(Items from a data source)
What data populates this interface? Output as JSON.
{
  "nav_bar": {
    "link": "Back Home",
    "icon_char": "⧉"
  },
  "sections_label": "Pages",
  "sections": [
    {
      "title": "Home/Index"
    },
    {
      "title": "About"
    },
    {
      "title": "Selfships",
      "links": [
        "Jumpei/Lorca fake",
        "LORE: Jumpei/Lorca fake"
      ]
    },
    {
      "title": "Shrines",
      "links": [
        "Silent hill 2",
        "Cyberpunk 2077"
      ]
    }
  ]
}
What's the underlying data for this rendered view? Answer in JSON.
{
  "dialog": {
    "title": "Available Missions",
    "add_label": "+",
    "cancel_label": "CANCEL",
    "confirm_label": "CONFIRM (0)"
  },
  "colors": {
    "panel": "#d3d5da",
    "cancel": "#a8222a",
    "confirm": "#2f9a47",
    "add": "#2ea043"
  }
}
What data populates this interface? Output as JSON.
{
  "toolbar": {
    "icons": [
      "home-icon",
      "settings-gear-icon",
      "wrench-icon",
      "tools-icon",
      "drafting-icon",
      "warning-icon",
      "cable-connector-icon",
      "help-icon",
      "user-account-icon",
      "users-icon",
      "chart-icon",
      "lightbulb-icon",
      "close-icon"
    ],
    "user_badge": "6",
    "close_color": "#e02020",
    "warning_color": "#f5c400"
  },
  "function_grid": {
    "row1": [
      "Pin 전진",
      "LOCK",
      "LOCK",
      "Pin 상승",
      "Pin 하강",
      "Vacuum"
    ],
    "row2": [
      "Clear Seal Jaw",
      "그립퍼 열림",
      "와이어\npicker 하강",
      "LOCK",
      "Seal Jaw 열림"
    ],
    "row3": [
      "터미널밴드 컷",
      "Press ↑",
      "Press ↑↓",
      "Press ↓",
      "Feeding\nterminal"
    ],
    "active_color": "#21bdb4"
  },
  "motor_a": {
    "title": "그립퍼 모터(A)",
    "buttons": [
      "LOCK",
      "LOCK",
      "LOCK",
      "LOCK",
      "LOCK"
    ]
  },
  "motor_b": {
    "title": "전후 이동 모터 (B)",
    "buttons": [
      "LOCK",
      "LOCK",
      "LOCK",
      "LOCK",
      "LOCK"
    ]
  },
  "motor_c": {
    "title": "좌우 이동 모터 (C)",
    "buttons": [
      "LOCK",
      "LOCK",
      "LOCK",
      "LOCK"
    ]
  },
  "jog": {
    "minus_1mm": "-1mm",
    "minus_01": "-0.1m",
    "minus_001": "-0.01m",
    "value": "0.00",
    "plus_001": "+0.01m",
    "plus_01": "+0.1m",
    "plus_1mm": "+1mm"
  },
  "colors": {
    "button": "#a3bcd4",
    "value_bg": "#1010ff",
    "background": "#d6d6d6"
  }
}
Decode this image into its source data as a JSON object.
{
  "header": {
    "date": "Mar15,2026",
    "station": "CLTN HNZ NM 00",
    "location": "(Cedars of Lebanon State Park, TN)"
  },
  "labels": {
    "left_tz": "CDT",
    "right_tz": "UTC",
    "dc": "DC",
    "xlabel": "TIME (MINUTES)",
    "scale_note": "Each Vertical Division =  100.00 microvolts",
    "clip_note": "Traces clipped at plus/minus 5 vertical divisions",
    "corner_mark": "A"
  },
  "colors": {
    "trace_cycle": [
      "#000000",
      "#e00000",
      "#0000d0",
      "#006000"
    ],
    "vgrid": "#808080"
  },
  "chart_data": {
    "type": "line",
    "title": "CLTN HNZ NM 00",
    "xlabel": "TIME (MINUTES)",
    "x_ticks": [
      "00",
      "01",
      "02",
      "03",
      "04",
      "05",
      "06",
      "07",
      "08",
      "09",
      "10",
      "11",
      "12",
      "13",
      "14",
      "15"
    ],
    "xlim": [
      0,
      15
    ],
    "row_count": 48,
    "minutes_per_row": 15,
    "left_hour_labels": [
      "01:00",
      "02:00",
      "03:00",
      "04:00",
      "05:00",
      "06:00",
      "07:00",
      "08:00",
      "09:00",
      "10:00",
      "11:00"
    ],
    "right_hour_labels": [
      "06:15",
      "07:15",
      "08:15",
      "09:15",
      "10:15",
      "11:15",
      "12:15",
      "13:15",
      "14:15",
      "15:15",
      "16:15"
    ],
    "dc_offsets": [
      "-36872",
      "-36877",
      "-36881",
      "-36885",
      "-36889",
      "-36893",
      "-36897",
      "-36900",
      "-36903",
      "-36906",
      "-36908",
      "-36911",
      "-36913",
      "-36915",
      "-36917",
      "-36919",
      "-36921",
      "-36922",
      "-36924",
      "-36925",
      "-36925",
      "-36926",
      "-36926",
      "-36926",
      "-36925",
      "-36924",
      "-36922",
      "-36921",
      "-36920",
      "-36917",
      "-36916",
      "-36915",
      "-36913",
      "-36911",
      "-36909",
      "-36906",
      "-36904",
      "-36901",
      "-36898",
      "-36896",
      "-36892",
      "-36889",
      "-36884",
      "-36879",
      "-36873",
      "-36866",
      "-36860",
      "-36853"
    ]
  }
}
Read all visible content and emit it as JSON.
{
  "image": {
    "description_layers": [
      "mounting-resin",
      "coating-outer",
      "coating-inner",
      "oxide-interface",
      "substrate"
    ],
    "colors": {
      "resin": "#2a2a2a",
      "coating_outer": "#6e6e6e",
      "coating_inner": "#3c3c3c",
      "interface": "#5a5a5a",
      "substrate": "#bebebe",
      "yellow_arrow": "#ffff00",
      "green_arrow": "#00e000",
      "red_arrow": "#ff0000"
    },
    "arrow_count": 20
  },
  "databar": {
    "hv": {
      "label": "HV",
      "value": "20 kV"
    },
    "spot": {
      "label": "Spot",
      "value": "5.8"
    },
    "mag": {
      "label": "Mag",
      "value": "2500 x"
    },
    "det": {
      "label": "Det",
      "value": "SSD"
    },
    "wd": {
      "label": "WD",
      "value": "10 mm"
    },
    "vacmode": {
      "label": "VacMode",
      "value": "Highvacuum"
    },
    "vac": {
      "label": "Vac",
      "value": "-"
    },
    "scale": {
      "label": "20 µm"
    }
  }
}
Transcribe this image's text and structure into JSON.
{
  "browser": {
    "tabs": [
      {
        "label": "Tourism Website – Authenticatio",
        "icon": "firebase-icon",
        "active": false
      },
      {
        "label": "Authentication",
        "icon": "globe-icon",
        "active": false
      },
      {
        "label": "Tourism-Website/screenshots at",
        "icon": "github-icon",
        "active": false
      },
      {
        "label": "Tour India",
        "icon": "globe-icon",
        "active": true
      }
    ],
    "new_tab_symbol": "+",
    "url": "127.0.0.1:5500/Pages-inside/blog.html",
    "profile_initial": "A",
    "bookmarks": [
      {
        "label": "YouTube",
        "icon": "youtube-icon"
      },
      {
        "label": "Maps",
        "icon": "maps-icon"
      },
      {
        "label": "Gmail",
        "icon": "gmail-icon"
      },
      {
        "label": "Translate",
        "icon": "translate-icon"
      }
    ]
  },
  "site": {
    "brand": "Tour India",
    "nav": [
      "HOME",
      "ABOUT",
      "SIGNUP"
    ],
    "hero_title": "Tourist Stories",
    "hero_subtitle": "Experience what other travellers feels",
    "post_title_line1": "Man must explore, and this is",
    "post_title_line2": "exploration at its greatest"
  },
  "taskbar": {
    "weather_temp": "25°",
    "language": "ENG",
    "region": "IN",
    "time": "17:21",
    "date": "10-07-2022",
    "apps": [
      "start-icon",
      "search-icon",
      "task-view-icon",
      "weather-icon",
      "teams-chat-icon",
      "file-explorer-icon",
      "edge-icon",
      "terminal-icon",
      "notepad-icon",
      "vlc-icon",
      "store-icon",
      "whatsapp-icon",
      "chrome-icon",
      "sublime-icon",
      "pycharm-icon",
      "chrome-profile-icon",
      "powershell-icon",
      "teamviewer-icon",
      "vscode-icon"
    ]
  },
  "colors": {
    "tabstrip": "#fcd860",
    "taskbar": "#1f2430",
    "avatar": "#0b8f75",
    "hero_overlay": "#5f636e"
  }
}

◆ REQUEST ◆
Every line above that contains the word "Tourism" should be reported.

◆ THE RESPONSE ◆
        "label": "Tourism Website – Authenticatio",
        "label": "Tourism-Website/screenshots at",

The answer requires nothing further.